**What you are asked to do**: Count how many lines have the word "subtitle" in them. Reply with that number by itself.

**Task material**:
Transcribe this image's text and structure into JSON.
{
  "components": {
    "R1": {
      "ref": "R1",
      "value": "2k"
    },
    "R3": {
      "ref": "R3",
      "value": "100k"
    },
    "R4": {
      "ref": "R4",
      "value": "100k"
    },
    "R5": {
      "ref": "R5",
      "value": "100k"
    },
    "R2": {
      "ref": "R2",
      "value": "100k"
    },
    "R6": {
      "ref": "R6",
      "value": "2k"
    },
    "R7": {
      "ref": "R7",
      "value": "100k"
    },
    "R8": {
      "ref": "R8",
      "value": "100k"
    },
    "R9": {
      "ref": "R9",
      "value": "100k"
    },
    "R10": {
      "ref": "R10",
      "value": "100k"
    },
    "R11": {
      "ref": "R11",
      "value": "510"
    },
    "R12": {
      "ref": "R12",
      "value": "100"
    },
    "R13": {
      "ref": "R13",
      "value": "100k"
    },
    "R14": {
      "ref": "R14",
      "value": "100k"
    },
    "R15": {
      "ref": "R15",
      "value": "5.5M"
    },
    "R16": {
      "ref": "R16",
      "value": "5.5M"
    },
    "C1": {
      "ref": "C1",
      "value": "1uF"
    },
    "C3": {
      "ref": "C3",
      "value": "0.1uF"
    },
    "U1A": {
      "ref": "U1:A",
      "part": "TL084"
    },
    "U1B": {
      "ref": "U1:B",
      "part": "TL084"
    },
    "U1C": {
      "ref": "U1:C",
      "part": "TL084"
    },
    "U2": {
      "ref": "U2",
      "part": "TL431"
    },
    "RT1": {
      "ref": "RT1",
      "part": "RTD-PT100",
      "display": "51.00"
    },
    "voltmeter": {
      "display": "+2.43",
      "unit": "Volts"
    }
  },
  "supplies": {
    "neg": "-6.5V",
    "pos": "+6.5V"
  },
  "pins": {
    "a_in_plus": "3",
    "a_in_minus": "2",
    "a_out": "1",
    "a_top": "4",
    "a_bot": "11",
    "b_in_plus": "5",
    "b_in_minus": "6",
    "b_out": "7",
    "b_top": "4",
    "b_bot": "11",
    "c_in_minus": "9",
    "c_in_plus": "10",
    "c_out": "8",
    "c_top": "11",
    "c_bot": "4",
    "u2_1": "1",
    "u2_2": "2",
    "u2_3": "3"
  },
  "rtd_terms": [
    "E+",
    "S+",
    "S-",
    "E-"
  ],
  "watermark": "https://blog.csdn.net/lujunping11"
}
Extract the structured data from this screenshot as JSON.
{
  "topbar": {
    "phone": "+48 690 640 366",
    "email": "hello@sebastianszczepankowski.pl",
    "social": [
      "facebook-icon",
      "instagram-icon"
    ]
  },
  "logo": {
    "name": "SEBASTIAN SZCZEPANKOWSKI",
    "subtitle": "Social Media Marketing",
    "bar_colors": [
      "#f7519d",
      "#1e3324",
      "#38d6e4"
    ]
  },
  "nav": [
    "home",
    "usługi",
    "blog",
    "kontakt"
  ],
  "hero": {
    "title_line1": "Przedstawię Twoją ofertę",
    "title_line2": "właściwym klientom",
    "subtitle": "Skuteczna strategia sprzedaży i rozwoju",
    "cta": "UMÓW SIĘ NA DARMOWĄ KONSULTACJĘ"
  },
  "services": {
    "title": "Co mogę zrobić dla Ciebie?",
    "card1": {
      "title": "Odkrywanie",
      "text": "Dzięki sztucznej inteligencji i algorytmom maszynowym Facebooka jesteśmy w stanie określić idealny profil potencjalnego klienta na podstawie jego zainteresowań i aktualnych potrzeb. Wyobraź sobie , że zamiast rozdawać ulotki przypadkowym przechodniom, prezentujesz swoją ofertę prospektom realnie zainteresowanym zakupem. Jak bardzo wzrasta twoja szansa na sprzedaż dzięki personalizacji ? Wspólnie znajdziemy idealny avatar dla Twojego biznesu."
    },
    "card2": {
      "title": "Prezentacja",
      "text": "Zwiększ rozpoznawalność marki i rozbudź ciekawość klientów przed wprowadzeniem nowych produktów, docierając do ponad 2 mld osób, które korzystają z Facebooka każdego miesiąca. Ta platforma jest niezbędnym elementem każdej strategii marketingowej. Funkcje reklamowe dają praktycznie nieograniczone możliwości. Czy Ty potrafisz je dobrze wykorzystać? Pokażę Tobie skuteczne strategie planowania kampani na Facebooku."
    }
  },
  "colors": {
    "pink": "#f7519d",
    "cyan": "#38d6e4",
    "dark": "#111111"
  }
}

**Solution**: 2